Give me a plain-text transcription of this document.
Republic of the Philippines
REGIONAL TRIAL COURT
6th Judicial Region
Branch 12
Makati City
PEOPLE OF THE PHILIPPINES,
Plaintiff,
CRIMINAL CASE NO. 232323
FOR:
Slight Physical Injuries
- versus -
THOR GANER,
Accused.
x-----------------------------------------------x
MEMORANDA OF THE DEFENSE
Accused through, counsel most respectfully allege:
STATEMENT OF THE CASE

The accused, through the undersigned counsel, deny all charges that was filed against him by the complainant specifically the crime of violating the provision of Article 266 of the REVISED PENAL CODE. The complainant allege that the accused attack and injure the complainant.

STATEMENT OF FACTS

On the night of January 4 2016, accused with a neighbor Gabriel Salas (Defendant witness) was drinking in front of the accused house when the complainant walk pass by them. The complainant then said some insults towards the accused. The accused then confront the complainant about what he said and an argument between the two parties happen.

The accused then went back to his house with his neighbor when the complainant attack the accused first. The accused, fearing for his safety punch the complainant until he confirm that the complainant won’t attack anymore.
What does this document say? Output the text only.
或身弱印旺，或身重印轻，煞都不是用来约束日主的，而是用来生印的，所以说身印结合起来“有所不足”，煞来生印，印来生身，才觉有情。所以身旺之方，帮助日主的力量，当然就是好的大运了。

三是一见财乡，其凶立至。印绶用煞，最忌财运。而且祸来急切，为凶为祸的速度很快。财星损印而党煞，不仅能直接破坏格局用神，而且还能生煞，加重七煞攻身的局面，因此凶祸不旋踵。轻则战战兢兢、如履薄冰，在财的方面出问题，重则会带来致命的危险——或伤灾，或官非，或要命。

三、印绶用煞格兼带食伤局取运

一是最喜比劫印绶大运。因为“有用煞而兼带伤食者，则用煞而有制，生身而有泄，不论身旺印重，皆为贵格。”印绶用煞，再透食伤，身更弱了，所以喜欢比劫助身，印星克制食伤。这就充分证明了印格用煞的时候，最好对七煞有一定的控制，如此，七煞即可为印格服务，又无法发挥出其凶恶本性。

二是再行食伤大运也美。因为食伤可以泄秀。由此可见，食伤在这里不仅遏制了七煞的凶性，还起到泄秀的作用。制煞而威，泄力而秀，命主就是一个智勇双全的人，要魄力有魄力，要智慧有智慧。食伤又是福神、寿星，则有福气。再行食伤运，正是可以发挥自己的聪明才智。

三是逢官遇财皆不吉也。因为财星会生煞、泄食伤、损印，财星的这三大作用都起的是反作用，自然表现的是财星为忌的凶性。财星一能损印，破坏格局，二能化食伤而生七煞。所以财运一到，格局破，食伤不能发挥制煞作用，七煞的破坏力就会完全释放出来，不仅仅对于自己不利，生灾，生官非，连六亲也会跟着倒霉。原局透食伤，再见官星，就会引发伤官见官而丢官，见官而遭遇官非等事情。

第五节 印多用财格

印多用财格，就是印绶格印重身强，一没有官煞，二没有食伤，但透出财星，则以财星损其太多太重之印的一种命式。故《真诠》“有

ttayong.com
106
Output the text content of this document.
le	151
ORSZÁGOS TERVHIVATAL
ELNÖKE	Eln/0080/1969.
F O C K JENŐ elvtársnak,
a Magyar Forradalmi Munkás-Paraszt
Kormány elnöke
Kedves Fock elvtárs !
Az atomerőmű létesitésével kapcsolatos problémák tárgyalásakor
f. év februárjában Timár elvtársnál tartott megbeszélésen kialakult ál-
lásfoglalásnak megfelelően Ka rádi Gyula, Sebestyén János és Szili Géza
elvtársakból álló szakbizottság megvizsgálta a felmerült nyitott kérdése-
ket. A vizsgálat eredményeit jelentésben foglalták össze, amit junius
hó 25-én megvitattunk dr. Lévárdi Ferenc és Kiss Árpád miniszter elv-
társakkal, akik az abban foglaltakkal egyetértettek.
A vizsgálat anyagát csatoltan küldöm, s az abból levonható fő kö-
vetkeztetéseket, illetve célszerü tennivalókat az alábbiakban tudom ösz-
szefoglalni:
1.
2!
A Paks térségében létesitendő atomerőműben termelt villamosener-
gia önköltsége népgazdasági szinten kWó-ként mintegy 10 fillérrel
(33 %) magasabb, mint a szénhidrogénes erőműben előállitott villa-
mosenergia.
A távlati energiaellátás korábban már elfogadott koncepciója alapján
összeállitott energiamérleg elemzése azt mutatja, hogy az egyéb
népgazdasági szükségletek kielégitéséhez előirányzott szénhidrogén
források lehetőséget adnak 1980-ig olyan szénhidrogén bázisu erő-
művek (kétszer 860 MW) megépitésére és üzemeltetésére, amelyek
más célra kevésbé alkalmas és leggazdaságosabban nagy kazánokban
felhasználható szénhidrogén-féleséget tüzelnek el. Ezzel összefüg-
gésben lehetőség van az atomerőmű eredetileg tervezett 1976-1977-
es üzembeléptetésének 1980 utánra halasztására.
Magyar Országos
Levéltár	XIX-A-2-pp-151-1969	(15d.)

- [WHAT IS ASKED]:
Copy all lines from the material that contain "allege".

- [THE COMPLETED TASK]:
Accused through, counsel most respectfully allege:
The accused, through the undersigned counsel, deny all charges that was filed against him by the complainant specifically the crime of violating the provision of Article 266 of the REVISED PENAL CODE. The complainant allege that the accused attack and injure the complainant.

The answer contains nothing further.